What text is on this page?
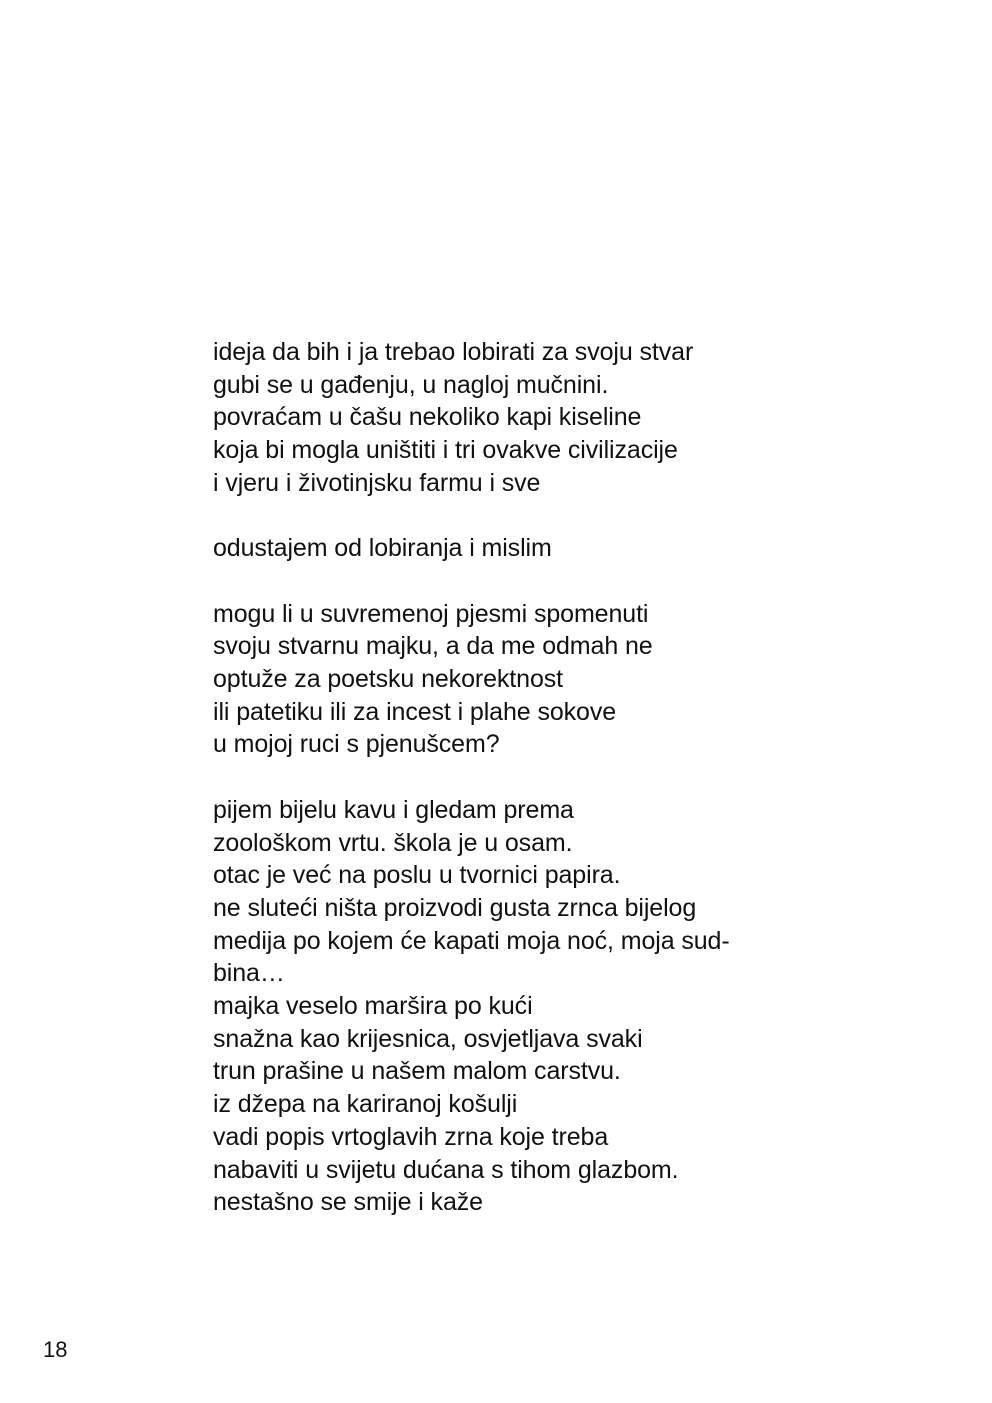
ideja da bih i ja trebao lobirati za svoju stvar
gubi se u gađenju, u nagloj mučnini.
povraćam u čašu nekoliko kapi kiseline
koja bi mogla uništiti i tri ovakve civilizacije
i vjeru i životinjsku farmu i sve
odustajem od lobiranja i mislim
mogu li u suvremenoj pjesmi spomenuti
svoju stvarnu majku, a da me odmah ne
optuže za poetsku nekorektnost
ili patetiku ili za incest i plahe sokove
u mojoj ruci s pjenušcem?
pijem bijelu kavu i gledam prema
zoološkom vrtu. škola je u osam.
otac je već na poslu u tvornici papira.
ne sluteći ništa proizvodi gusta zrnca bijelog
medija po kojem će kapati moja noć, moja sud-
bina…
majka veselo marširа po kući
snažna kao krijesnica, osvjetljava svaki
trun prašine u našem malom carstvu.
iz džepa na kariranoj košulji
vadi popis vrtoglavih zrna koje treba
nabaviti u svijetu dućana s tihom glazbom.
nestašno se smije i kaže
18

▬▬▬

To be done
Every entry must be written out exactly, with all pictures left out.

Task result
What text is on this page?
ideja da bih i ja trebao lobirati za svoju stvar
gubi se u gađenju, u nagloj mučnini.
povraćam u čašu nekoliko kapi kiseline
koja bi mogla uništiti i tri ovakve civilizacije
i vjeru i životinjsku farmu i sve
odustajem od lobiranja i mislim
mogu li u suvremenoj pjesmi spomenuti
svoju stvarnu majku, a da me odmah ne
optuže za poetsku nekorektnost
ili patetiku ili za incest i plahe sokove
u mojoj ruci s pjenušcem?
pijem bijelu kavu i gledam prema
zoološkom vrtu. škola je u osam.
otac je već na poslu u tvornici papira.
ne sluteći ništa proizvodi gusta zrnca bijelog
medija po kojem će kapati moja noć, moja sud-
bina…
majka veselo marširа po kući
snažna kao krijesnica, osvjetljava svaki
trun prašine u našem malom carstvu.
iz džepa na kariranoj košulji
vadi popis vrtoglavih zrna koje treba
nabaviti u svijetu dućana s tihom glazbom.
nestašno se smije i kaže
18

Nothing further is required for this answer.